> SET PROBLEM: Take the data below and repeat it exactly.

> PROVIDED DATA:
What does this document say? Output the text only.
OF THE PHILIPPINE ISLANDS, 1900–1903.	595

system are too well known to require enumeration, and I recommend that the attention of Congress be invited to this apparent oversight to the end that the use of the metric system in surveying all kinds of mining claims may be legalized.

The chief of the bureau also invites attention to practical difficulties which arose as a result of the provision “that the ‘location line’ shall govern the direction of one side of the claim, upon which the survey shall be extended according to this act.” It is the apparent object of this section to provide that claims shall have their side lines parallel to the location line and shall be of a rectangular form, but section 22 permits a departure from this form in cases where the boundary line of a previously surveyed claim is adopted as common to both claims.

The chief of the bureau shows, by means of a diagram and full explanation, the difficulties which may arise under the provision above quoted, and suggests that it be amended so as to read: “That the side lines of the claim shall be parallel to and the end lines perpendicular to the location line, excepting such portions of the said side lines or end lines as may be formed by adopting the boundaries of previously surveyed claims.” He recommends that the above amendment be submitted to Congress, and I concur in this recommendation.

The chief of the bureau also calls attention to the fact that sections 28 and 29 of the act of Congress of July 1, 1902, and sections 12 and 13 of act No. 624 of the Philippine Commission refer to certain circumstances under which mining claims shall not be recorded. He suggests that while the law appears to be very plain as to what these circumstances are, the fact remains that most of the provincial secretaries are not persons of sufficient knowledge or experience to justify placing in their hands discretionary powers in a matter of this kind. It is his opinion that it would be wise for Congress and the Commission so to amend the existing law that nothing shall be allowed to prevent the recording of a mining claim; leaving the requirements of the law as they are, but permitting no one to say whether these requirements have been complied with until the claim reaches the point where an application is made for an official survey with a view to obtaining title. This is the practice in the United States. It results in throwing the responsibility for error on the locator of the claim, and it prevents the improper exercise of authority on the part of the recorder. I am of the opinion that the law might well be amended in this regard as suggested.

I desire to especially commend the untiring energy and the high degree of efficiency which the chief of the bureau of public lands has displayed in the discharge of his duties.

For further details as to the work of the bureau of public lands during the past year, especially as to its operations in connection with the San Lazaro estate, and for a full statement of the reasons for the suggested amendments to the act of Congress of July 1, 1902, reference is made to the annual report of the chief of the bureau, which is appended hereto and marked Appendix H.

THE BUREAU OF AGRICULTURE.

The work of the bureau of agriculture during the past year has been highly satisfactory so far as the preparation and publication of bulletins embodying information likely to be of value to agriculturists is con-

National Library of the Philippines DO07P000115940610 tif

> THE REPLY:
What does this document say? Output the text only.
OF THE PHILIPPINE ISLANDS, 1900–1903.	595

system are too well known to require enumeration, and I recommend that the attention of Congress be invited to this apparent oversight to the end that the use of the metric system in surveying all kinds of mining claims may be legalized.

The chief of the bureau also invites attention to practical difficulties which arose as a result of the provision “that the ‘location line’ shall govern the direction of one side of the claim, upon which the survey shall be extended according to this act.” It is the apparent object of this section to provide that claims shall have their side lines parallel to the location line and shall be of a rectangular form, but section 22 permits a departure from this form in cases where the boundary line of a previously surveyed claim is adopted as common to both claims.

The chief of the bureau shows, by means of a diagram and full explanation, the difficulties which may arise under the provision above quoted, and suggests that it be amended so as to read: “That the side lines of the claim shall be parallel to and the end lines perpendicular to the location line, excepting such portions of the said side lines or end lines as may be formed by adopting the boundaries of previously surveyed claims.” He recommends that the above amendment be submitted to Congress, and I concur in this recommendation.

The chief of the bureau also calls attention to the fact that sections 28 and 29 of the act of Congress of July 1, 1902, and sections 12 and 13 of act No. 624 of the Philippine Commission refer to certain circumstances under which mining claims shall not be recorded. He suggests that while the law appears to be very plain as to what these circumstances are, the fact remains that most of the provincial secretaries are not persons of sufficient knowledge or experience to justify placing in their hands discretionary powers in a matter of this kind. It is his opinion that it would be wise for Congress and the Commission so to amend the existing law that nothing shall be allowed to prevent the recording of a mining claim; leaving the requirements of the law as they are, but permitting no one to say whether these requirements have been complied with until the claim reaches the point where an application is made for an official survey with a view to obtaining title. This is the practice in the United States. It results in throwing the responsibility for error on the locator of the claim, and it prevents the improper exercise of authority on the part of the recorder. I am of the opinion that the law might well be amended in this regard as suggested.

I desire to especially commend the untiring energy and the high degree of efficiency which the chief of the bureau of public lands has displayed in the discharge of his duties.

For further details as to the work of the bureau of public lands during the past year, especially as to its operations in connection with the San Lazaro estate, and for a full statement of the reasons for the suggested amendments to the act of Congress of July 1, 1902, reference is made to the annual report of the chief of the bureau, which is appended hereto and marked Appendix H.

THE BUREAU OF AGRICULTURE.

The work of the bureau of agriculture during the past year has been highly satisfactory so far as the preparation and publication of bulletins embodying information likely to be of value to agriculturists is con-

National Library of the Philippines DO07P000115940610 tif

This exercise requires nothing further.